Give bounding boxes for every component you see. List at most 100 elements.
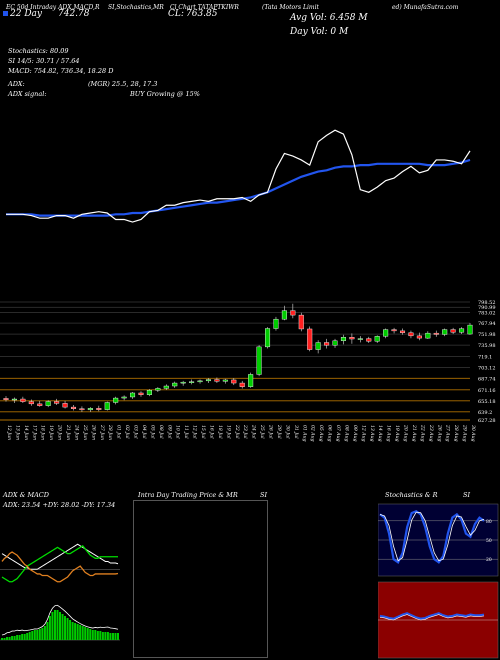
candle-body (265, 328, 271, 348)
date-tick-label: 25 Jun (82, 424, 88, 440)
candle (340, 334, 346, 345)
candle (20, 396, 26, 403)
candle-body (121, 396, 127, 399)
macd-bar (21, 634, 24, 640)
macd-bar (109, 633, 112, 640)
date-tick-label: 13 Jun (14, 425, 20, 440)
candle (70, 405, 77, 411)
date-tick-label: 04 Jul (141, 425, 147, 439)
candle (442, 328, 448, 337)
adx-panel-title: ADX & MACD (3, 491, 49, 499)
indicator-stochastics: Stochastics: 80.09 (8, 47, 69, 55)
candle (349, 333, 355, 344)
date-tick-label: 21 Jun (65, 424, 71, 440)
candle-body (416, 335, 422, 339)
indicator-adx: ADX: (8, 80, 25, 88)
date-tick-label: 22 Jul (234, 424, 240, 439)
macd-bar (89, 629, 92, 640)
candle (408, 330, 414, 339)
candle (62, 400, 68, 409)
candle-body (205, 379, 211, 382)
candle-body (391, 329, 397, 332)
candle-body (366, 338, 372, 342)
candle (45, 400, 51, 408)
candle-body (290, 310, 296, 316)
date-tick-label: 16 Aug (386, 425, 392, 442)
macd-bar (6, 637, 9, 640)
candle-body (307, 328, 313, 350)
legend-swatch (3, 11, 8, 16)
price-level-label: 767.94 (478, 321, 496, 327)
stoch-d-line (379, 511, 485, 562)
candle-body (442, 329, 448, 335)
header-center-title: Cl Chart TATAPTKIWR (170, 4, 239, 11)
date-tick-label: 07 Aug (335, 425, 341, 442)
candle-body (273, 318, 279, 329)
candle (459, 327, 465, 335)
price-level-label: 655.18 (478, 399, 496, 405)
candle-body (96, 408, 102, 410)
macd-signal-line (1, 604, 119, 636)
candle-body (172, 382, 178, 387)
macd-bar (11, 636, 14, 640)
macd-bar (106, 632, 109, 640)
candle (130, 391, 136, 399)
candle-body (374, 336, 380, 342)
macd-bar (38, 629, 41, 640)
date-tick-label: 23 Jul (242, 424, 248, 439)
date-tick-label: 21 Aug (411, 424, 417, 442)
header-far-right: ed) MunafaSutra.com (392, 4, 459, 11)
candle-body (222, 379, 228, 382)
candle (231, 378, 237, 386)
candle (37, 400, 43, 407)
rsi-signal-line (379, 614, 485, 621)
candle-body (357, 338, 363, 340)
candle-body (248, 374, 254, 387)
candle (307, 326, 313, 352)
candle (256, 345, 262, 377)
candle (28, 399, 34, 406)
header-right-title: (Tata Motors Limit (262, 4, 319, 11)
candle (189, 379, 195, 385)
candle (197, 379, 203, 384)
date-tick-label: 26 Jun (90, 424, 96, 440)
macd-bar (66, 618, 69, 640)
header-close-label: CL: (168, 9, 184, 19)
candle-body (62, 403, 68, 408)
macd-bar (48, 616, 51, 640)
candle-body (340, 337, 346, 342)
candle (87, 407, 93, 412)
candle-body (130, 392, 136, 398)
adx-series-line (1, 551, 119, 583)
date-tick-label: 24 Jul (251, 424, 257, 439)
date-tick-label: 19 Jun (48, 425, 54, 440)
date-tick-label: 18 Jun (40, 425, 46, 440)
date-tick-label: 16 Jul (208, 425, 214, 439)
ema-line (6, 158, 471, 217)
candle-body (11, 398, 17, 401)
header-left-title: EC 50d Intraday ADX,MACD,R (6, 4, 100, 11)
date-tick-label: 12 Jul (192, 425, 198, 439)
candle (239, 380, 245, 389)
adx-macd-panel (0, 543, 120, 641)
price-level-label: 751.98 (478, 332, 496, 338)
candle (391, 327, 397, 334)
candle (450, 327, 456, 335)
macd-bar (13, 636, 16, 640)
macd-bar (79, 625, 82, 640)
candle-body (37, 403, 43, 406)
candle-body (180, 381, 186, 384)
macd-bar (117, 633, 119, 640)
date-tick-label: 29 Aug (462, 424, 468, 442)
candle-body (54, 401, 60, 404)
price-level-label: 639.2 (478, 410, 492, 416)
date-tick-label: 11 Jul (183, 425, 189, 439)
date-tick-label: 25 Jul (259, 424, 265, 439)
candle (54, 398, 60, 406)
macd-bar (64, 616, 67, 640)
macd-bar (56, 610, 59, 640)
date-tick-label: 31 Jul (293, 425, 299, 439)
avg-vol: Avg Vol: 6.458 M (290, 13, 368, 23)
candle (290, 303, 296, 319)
━━━━━━
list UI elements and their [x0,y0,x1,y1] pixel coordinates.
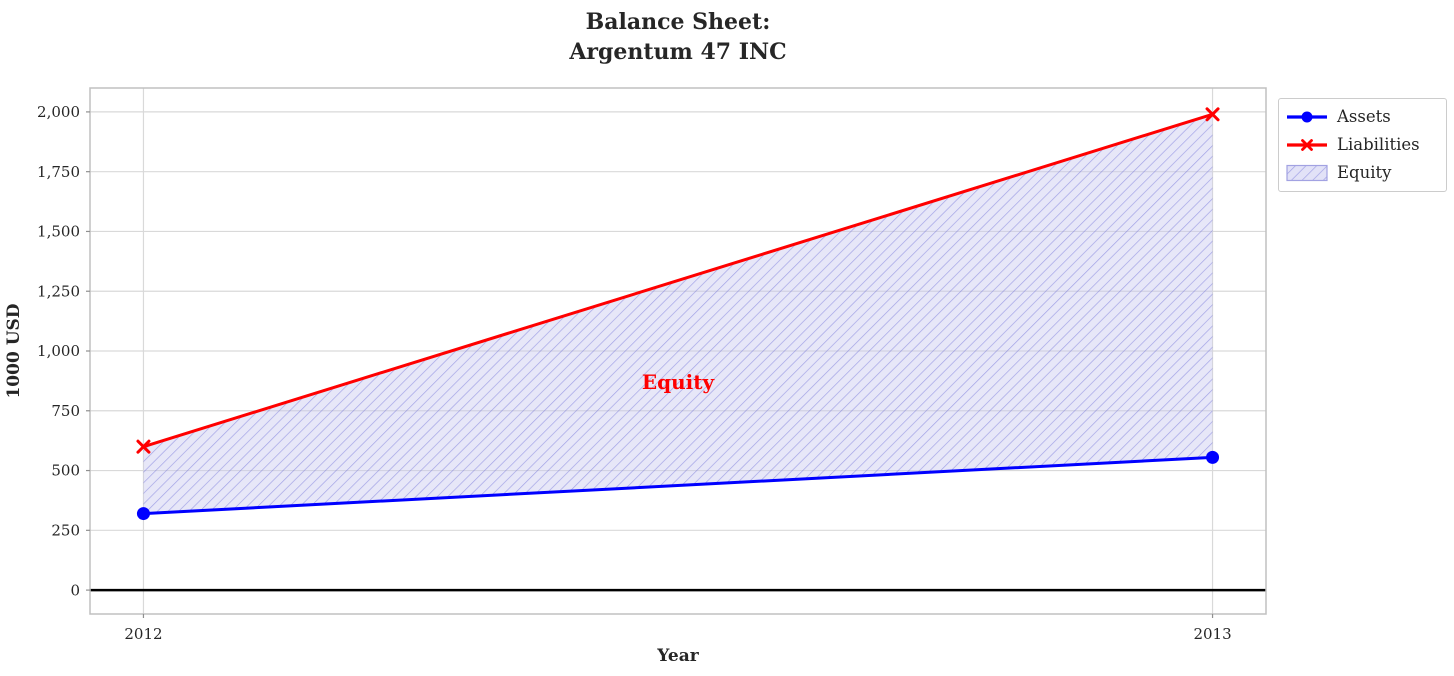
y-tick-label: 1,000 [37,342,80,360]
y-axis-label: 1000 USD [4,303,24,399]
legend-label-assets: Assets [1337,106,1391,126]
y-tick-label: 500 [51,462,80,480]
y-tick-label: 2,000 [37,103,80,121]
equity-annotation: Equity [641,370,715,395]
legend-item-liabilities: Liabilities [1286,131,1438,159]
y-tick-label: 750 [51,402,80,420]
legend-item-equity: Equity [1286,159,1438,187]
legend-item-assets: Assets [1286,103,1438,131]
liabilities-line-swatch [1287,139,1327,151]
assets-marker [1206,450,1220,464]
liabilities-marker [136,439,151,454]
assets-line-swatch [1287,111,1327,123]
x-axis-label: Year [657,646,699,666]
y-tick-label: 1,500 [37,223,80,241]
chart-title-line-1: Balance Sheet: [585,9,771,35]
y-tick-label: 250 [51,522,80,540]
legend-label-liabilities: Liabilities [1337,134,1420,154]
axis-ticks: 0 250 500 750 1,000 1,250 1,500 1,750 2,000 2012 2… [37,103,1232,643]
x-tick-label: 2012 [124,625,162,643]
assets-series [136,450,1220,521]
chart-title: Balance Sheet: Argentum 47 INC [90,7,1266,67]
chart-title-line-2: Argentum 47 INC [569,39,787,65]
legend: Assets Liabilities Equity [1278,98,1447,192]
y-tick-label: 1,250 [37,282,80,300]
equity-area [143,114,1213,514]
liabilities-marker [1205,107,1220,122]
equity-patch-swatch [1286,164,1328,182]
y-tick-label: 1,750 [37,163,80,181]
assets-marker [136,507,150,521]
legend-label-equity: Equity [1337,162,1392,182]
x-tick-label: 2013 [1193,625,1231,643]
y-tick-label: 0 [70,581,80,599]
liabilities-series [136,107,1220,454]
━━━━━━
WORK TO BE COMPLETED ▸
Please give the records from the line with "y-tick-label: 1,000 [37,342,80,360]" to the line with "chart-title-line-2: Argentum 47", both included, as a numbered list without blank lines.

EXERCISE RESPONSE ▸
1. y-tick-label: 1,000 [37,342,80,360]
2. y-axis-label: 1000 USD [4,303,24,399]
3. legend-label-assets: Assets [1337,106,1391,126]
4. y-tick-label: 500 [51,462,80,480]
5. y-tick-label: 2,000 [37,103,80,121]
6. equity-annotation: Equity [641,370,715,395]
7. legend-item-liabilities: Liabilities [1286,131,1438,159]
8. y-tick-label: 750 [51,402,80,420]
9. legend-item-equity: Equity [1286,159,1438,187]
10. legend-item-assets: Assets [1286,103,1438,131]
11. liabilities-line-swatch [1287,139,1327,151]
12. assets-marker [1206,450,1220,464]
13. liabilities-marker [136,439,151,454]
14. assets-line-swatch [1287,111,1327,123]
15. x-axis-label: Year [657,646,699,666]
16. y-tick-label: 1,500 [37,223,80,241]
17. chart-title-line-1: Balance Sheet: [585,9,771,35]
18. y-tick-label: 250 [51,522,80,540]
19. legend-label-liabilities: Liabilities [1337,134,1420,154]
20. axis-ticks: 0 250 500 750 1,000 1,250 1,500 1,750 2,000 2012 2… [37,103,1232,643]
21. x-tick-label: 2012 [124,625,162,643]
22. assets-series [136,450,1220,521]
23. chart-title: Balance Sheet: Argentum 47 INC [90,7,1266,67]
24. chart-title-line-2: Argentum 47 INC [569,39,787,65]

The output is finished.